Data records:
------------------------------------

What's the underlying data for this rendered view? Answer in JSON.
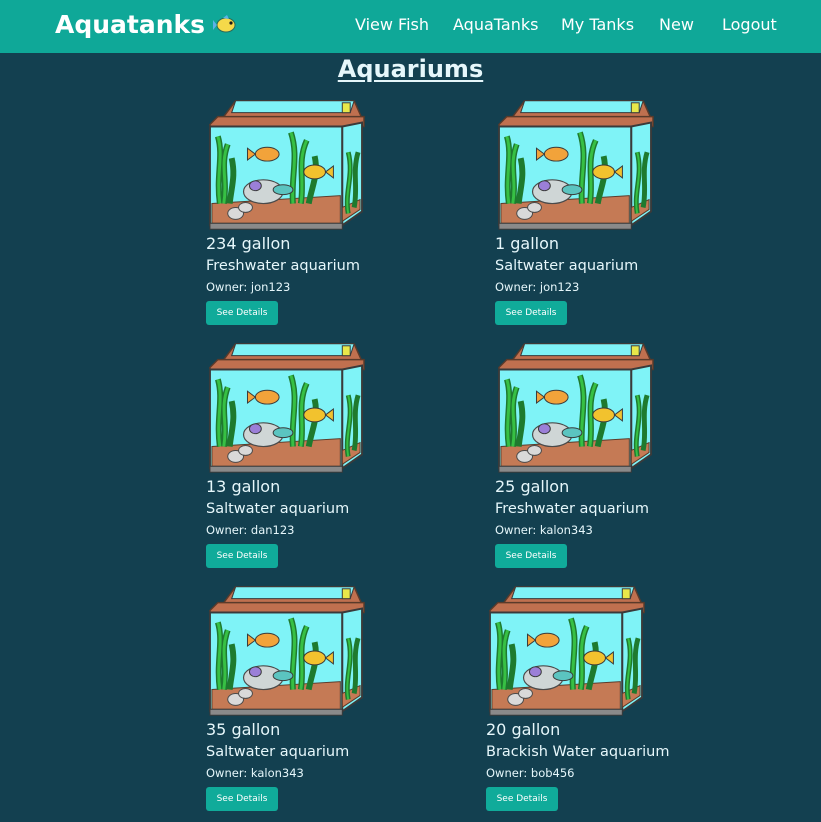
{
  "nav": {
    "brand": "Aquatanks",
    "brand_icon": "fish-icon",
    "links": [
      "View Fish",
      "AquaTanks",
      "My Tanks",
      "New",
      "Logout"
    ]
  },
  "page": {
    "title": "Aquariums"
  },
  "aquariums": [
    {
      "gallons": "234 gallon",
      "type": "Freshwater aquarium",
      "owner_label": "Owner:",
      "owner": "jon123",
      "button": "See Details",
      "image": "aquarium-image"
    },
    {
      "gallons": "1 gallon",
      "type": "Saltwater aquarium",
      "owner_label": "Owner:",
      "owner": "jon123",
      "button": "See Details",
      "image": "aquarium-image"
    },
    {
      "gallons": "13 gallon",
      "type": "Saltwater aquarium",
      "owner_label": "Owner:",
      "owner": "dan123",
      "button": "See Details",
      "image": "aquarium-image"
    },
    {
      "gallons": "25 gallon",
      "type": "Freshwater aquarium",
      "owner_label": "Owner:",
      "owner": "kalon343",
      "button": "See Details",
      "image": "aquarium-image"
    },
    {
      "gallons": "35 gallon",
      "type": "Saltwater aquarium",
      "owner_label": "Owner:",
      "owner": "kalon343",
      "button": "See Details",
      "image": "aquarium-image"
    },
    {
      "gallons": "20 gallon",
      "type": "Brackish Water aquarium",
      "owner_label": "Owner:",
      "owner": "bob456",
      "button": "See Details",
      "image": "aquarium-image"
    }
  ],
  "colors": {
    "navbar": "#0fa898",
    "background": "#134050",
    "button": "#10ab9a",
    "text": "#e6f7fb"
  }
}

------------------------------------

Short problem: Every record above should come back exactly, but without its pictures.

Task answer:
What's the underlying data for this rendered view? Answer in JSON.
{
  "nav": {
    "brand": "Aquatanks",
    "brand_icon": "fish-icon",
    "links": [
      "View Fish",
      "AquaTanks",
      "My Tanks",
      "New",
      "Logout"
    ]
  },
  "page": {
    "title": "Aquariums"
  },
  "aquariums": [
    {
      "gallons": "234 gallon",
      "type": "Freshwater aquarium",
      "owner_label": "Owner:",
      "owner": "jon123",
      "button": "See Details",
      "image": "aquarium-image"
    },
    {
      "gallons": "1 gallon",
      "type": "Saltwater aquarium",
      "owner_label": "Owner:",
      "owner": "jon123",
      "button": "See Details",
      "image": "aquarium-image"
    },
    {
      "gallons": "13 gallon",
      "type": "Saltwater aquarium",
      "owner_label": "Owner:",
      "owner": "dan123",
      "button": "See Details",
      "image": "aquarium-image"
    },
    {
      "gallons": "25 gallon",
      "type": "Freshwater aquarium",
      "owner_label": "Owner:",
      "owner": "kalon343",
      "button": "See Details",
      "image": "aquarium-image"
    },
    {
      "gallons": "35 gallon",
      "type": "Saltwater aquarium",
      "owner_label": "Owner:",
      "owner": "kalon343",
      "button": "See Details",
      "image": "aquarium-image"
    },
    {
      "gallons": "20 gallon",
      "type": "Brackish Water aquarium",
      "owner_label": "Owner:",
      "owner": "bob456",
      "button": "See Details",
      "image": "aquarium-image"
    }
  ],
  "colors": {
    "navbar": "#0fa898",
    "background": "#134050",
    "button": "#10ab9a",
    "text": "#e6f7fb"
  }
}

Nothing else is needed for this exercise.